** START Information supplied **

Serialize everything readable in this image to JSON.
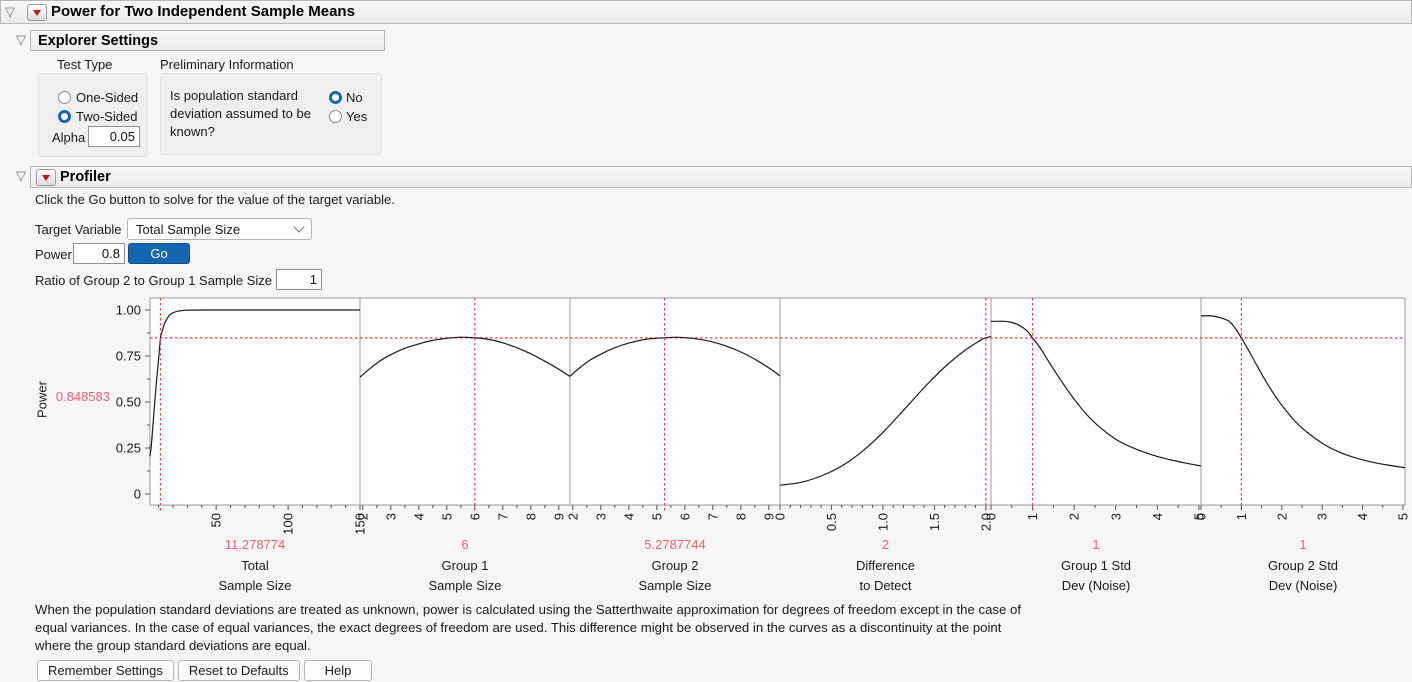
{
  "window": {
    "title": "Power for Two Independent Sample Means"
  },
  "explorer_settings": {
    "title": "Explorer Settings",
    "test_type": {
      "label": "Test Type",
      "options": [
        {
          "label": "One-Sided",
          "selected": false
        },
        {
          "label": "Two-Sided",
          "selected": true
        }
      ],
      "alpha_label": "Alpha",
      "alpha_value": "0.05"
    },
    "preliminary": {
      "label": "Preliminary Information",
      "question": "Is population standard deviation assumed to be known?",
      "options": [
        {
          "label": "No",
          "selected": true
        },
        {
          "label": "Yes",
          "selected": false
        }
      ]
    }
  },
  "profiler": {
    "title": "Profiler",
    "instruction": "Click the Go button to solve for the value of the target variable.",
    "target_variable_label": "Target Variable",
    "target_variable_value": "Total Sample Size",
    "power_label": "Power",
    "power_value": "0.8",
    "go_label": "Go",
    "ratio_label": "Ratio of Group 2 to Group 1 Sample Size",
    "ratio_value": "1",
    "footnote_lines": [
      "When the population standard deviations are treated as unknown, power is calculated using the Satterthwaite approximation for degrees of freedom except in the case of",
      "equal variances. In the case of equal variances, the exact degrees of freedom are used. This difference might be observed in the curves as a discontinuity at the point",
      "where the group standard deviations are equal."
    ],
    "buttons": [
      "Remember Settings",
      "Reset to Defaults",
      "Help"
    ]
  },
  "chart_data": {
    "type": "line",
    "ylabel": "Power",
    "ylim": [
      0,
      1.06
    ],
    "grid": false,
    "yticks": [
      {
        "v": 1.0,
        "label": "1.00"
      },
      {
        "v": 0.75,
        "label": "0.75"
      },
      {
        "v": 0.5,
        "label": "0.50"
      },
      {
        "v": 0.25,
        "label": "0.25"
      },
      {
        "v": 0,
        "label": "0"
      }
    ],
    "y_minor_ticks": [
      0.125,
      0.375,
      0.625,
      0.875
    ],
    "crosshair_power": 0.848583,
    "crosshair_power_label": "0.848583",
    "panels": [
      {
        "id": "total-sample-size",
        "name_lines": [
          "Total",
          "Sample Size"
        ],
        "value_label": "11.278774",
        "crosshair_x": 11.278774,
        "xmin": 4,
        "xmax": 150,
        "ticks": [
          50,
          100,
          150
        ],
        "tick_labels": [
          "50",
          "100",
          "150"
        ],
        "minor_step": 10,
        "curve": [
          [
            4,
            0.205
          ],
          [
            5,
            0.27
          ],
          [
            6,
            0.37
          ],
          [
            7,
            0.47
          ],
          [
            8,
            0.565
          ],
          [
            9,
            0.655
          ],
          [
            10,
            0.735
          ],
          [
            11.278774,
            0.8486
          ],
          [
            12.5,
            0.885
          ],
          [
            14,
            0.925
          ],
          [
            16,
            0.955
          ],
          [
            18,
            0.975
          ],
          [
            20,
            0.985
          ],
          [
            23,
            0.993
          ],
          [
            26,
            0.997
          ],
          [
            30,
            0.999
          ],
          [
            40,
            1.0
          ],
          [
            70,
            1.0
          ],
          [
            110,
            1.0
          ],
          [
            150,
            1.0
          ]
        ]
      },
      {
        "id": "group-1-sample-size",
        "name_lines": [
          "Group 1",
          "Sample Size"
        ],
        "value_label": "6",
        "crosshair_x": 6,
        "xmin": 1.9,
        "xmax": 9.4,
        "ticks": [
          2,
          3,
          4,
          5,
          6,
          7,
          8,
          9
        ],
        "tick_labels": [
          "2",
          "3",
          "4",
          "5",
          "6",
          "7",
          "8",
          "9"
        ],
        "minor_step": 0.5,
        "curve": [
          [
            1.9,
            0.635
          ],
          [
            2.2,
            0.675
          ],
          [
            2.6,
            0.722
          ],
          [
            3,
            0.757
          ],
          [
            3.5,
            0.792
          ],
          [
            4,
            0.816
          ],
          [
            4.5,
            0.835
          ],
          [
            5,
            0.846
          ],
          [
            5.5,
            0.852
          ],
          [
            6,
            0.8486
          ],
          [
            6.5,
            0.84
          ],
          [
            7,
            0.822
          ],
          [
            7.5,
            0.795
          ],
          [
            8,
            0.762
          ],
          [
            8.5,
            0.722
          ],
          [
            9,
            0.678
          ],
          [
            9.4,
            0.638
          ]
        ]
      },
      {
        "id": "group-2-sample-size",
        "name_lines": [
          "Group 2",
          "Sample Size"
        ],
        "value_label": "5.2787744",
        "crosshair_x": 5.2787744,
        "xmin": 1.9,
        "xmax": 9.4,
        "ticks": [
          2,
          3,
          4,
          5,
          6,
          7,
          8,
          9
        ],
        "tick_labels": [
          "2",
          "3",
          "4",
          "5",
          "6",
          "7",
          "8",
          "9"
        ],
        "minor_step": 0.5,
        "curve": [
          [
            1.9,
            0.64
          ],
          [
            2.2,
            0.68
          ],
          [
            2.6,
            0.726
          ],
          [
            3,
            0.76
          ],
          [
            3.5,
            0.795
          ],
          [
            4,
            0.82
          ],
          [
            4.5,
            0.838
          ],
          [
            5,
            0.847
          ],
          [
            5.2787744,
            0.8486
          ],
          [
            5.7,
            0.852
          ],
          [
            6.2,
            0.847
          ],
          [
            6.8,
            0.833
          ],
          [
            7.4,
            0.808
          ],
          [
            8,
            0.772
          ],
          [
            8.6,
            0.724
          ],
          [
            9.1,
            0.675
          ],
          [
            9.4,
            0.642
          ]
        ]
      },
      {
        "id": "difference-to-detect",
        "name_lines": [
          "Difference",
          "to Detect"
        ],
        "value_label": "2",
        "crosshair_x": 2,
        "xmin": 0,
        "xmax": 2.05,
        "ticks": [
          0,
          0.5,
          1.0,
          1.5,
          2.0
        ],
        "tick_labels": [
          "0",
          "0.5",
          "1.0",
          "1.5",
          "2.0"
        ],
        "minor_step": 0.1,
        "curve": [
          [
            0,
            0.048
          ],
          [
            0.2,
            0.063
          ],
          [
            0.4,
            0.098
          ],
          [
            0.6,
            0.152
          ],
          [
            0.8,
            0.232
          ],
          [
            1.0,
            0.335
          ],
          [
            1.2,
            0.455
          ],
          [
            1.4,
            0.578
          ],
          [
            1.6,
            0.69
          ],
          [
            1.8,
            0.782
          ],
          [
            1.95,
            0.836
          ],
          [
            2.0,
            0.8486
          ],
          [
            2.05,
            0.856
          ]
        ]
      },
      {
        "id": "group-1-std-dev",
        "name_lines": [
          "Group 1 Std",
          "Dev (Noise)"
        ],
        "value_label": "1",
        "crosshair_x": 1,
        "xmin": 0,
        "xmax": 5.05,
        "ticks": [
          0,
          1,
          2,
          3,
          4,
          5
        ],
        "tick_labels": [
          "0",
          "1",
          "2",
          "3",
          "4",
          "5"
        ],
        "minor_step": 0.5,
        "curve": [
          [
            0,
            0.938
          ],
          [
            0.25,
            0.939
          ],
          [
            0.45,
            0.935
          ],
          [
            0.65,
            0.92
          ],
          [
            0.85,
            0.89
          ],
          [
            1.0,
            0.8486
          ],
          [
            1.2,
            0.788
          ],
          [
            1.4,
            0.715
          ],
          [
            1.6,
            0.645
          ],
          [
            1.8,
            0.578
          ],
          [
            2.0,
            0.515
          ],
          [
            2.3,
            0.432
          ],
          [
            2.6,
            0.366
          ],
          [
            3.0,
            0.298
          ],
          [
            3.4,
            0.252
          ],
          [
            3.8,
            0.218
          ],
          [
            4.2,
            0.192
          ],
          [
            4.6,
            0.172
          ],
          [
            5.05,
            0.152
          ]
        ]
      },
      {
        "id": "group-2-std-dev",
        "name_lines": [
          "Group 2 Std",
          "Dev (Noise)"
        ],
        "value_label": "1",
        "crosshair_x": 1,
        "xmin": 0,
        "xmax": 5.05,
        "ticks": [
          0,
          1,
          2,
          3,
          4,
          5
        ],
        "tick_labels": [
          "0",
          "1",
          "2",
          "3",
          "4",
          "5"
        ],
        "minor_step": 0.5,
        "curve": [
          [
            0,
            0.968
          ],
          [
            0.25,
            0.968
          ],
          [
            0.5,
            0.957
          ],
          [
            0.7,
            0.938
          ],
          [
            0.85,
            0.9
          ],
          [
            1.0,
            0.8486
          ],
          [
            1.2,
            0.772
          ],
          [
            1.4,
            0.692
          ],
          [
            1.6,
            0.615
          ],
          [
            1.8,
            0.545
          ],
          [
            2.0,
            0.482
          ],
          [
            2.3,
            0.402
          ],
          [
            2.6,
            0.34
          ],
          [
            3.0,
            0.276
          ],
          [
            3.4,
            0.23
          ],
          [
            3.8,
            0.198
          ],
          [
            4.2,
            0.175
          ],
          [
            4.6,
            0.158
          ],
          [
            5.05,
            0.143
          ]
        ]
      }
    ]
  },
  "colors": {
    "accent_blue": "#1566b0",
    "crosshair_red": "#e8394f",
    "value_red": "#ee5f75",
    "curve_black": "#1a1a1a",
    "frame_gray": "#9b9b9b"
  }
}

** END Information supplied **
** START Information supplied **

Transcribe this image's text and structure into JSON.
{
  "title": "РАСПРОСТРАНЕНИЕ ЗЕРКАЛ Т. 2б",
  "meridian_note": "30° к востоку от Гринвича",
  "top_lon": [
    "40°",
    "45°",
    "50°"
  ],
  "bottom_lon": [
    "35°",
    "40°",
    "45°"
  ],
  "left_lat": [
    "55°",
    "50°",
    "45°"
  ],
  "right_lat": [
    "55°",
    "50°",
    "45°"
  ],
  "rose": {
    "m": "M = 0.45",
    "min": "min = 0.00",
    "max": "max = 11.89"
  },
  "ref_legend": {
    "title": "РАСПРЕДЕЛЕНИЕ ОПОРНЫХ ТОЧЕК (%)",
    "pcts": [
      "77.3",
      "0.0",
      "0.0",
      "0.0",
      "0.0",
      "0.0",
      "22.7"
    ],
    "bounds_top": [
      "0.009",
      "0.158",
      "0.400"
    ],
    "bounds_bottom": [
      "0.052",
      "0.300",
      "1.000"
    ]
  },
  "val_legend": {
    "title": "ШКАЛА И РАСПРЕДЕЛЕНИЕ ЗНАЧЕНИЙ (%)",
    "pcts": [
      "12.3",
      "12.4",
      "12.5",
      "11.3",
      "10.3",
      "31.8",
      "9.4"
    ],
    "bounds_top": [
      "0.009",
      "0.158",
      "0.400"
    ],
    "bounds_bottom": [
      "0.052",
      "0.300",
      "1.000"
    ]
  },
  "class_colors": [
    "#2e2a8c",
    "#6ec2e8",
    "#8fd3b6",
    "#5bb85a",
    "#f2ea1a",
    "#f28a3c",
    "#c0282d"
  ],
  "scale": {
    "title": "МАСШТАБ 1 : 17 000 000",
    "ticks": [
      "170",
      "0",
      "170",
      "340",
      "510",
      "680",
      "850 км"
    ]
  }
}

** END Information supplied **
** START Information supplied **

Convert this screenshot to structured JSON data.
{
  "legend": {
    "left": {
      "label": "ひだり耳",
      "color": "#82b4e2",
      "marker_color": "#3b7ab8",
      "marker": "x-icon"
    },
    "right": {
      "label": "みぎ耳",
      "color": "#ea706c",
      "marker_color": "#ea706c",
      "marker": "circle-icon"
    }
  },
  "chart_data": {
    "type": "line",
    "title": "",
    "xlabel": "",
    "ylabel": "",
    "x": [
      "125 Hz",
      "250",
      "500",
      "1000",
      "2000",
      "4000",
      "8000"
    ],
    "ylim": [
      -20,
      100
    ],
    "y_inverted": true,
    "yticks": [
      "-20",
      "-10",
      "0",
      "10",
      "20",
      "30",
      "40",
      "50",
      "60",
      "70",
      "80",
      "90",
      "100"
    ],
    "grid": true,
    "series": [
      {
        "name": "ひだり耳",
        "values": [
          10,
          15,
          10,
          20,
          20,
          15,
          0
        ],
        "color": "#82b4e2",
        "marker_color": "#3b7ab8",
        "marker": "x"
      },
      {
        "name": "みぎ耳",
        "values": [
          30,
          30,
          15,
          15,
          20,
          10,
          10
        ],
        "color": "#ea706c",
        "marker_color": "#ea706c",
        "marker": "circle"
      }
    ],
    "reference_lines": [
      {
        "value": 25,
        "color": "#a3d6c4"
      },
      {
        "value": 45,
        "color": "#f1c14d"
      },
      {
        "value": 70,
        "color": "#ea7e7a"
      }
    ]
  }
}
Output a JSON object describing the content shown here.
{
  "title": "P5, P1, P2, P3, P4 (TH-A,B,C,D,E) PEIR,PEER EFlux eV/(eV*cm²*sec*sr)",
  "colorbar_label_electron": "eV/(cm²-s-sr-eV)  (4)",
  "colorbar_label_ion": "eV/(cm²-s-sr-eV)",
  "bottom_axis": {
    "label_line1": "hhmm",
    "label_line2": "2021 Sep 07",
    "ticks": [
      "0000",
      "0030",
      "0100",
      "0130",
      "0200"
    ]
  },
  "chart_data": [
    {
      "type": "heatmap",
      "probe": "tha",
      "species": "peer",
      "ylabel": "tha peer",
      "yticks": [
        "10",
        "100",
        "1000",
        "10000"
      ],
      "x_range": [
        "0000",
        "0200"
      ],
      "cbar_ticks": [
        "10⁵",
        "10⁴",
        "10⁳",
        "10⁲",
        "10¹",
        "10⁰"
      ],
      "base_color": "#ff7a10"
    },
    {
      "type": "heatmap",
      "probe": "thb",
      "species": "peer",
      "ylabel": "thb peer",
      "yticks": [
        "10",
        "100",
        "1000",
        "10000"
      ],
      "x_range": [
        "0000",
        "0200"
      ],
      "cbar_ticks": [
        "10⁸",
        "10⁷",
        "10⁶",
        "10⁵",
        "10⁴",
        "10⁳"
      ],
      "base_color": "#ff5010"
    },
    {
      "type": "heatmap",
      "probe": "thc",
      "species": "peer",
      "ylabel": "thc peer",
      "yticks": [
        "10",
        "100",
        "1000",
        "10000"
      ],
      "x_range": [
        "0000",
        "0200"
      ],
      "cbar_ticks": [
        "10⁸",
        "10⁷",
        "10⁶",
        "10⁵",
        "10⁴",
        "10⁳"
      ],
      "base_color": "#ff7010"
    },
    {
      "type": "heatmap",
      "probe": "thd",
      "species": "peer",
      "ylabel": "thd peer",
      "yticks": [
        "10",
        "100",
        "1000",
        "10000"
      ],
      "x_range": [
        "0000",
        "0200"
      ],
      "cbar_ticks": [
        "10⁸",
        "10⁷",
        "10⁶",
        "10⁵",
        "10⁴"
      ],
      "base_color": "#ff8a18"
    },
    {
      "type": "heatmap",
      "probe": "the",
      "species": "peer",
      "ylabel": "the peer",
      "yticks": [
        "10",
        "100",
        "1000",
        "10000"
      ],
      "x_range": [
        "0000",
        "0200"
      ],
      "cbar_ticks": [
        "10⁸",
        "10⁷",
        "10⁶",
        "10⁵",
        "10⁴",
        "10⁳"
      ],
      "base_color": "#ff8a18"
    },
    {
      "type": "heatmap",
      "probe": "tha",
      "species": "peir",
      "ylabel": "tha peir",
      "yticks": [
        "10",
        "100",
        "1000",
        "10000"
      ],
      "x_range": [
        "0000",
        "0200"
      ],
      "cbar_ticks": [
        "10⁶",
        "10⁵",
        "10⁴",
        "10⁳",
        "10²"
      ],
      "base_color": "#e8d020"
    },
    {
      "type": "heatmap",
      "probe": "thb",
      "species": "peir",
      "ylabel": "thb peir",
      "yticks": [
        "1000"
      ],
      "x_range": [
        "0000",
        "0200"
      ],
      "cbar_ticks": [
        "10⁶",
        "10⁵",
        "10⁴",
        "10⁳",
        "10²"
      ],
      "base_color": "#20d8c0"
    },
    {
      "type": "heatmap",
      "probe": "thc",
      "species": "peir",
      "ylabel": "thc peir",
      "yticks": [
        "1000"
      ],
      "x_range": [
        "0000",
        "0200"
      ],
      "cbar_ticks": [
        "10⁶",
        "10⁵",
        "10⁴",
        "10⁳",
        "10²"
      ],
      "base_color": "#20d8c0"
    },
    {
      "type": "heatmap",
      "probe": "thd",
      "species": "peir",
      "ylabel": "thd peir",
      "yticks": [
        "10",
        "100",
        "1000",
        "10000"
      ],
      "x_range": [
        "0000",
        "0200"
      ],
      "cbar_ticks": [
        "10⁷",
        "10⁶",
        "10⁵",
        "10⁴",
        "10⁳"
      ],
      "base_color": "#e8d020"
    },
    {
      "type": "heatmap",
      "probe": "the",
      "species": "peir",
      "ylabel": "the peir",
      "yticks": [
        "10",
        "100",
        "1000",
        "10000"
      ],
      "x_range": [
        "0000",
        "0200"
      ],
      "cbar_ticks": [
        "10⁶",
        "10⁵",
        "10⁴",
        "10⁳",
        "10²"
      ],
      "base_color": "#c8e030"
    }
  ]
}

** END Information supplied **

Problem description: Tally how many lines of the records hold the word "image". Answer with the number only.

Exercise answer: 2